Extracted records:
— BEGIN —
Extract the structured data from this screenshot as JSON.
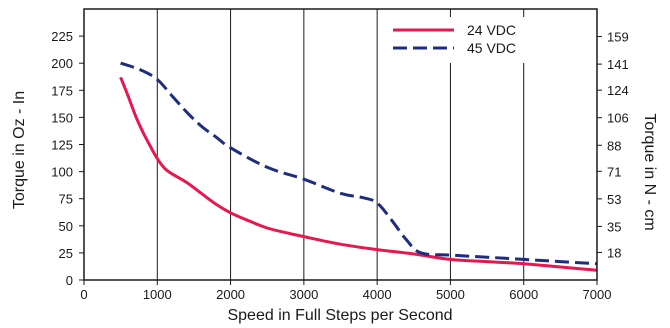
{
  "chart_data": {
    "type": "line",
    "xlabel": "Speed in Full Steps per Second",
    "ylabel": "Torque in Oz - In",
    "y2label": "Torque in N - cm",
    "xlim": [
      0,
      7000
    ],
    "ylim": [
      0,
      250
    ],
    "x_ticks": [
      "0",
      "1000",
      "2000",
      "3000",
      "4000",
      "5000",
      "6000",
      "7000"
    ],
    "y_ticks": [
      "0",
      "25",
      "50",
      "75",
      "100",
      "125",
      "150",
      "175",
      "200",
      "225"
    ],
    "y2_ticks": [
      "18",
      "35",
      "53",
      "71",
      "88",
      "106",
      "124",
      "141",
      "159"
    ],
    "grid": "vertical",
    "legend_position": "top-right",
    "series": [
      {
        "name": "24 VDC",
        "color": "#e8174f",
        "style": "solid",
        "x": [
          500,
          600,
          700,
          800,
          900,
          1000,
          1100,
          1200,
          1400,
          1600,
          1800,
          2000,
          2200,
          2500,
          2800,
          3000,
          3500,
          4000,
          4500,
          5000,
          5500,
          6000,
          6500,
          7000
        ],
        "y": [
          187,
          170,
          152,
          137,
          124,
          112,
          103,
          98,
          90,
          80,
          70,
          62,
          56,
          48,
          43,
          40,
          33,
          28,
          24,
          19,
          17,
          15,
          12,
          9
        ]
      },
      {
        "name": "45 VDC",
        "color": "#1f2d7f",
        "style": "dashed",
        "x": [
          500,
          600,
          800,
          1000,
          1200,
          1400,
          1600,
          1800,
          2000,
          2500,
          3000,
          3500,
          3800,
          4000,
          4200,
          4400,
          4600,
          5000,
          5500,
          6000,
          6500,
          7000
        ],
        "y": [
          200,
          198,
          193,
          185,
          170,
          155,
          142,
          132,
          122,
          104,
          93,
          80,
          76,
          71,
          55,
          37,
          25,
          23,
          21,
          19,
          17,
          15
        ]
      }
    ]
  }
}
— END —
Give every record again exactly, apart from the pictures, which stay out.

#### Task solution:
Extract the structured data from this screenshot as JSON.
{
  "chart_data": {
    "type": "line",
    "xlabel": "Speed in Full Steps per Second",
    "ylabel": "Torque in Oz - In",
    "y2label": "Torque in N - cm",
    "xlim": [
      0,
      7000
    ],
    "ylim": [
      0,
      250
    ],
    "x_ticks": [
      "0",
      "1000",
      "2000",
      "3000",
      "4000",
      "5000",
      "6000",
      "7000"
    ],
    "y_ticks": [
      "0",
      "25",
      "50",
      "75",
      "100",
      "125",
      "150",
      "175",
      "200",
      "225"
    ],
    "y2_ticks": [
      "18",
      "35",
      "53",
      "71",
      "88",
      "106",
      "124",
      "141",
      "159"
    ],
    "grid": "vertical",
    "legend_position": "top-right",
    "series": [
      {
        "name": "24 VDC",
        "color": "#e8174f",
        "style": "solid",
        "x": [
          500,
          600,
          700,
          800,
          900,
          1000,
          1100,
          1200,
          1400,
          1600,
          1800,
          2000,
          2200,
          2500,
          2800,
          3000,
          3500,
          4000,
          4500,
          5000,
          5500,
          6000,
          6500,
          7000
        ],
        "y": [
          187,
          170,
          152,
          137,
          124,
          112,
          103,
          98,
          90,
          80,
          70,
          62,
          56,
          48,
          43,
          40,
          33,
          28,
          24,
          19,
          17,
          15,
          12,
          9
        ]
      },
      {
        "name": "45 VDC",
        "color": "#1f2d7f",
        "style": "dashed",
        "x": [
          500,
          600,
          800,
          1000,
          1200,
          1400,
          1600,
          1800,
          2000,
          2500,
          3000,
          3500,
          3800,
          4000,
          4200,
          4400,
          4600,
          5000,
          5500,
          6000,
          6500,
          7000
        ],
        "y": [
          200,
          198,
          193,
          185,
          170,
          155,
          142,
          132,
          122,
          104,
          93,
          80,
          76,
          71,
          55,
          37,
          25,
          23,
          21,
          19,
          17,
          15
        ]
      }
    ]
  }
}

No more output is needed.